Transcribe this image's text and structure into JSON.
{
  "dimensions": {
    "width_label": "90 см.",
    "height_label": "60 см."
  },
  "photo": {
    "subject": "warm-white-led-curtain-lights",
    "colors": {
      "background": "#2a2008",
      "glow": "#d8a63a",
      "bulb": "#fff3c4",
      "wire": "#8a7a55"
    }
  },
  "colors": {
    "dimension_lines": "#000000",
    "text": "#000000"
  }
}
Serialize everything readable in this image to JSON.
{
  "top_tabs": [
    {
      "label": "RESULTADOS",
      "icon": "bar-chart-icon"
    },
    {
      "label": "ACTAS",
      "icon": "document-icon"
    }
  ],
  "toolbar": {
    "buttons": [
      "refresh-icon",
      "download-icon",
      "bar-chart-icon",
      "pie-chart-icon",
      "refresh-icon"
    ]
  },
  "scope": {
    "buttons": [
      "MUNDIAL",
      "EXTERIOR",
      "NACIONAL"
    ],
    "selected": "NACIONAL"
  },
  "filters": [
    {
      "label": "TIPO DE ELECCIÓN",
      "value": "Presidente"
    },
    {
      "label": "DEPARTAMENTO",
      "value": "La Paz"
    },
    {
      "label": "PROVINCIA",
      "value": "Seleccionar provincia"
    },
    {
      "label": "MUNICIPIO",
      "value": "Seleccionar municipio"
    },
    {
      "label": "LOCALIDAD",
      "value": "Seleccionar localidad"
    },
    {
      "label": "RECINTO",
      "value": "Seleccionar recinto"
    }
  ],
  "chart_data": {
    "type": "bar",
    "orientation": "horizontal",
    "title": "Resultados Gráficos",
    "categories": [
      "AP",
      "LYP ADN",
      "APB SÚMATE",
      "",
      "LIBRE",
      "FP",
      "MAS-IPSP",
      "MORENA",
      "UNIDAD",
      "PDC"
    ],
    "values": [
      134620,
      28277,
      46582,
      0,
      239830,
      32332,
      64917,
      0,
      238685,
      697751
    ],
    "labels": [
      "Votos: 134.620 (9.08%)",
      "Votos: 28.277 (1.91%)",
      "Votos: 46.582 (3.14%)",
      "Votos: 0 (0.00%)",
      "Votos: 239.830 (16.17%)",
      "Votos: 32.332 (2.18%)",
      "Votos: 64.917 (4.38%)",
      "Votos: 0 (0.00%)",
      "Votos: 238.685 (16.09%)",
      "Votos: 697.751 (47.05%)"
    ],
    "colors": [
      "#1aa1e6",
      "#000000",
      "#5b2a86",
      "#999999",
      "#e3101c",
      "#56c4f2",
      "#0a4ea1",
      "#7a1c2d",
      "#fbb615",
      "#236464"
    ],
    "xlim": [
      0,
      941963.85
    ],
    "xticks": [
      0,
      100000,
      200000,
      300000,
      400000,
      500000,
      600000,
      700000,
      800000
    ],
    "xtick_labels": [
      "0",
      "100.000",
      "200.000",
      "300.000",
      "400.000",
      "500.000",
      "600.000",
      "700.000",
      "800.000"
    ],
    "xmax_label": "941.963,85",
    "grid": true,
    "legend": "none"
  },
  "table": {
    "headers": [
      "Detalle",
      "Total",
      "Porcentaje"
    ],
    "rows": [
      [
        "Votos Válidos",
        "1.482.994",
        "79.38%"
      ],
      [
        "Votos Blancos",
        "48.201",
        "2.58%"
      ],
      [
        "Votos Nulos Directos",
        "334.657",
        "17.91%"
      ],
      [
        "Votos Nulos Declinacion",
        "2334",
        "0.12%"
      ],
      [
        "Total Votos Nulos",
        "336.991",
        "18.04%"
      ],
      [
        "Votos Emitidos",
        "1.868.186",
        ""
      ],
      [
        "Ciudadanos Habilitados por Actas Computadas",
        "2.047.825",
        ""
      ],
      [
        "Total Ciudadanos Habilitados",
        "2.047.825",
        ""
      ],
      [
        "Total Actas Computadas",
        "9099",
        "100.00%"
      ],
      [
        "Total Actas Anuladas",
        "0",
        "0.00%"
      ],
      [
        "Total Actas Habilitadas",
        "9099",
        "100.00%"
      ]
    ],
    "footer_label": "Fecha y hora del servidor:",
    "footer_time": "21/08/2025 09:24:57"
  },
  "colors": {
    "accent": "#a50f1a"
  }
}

__________________________________________________

(Work to complete): From the entries above, extract each line containing "this".

(Written solution):
Transcribe this image's text and structure into JSON.
Serialize everything readable in this image to JSON.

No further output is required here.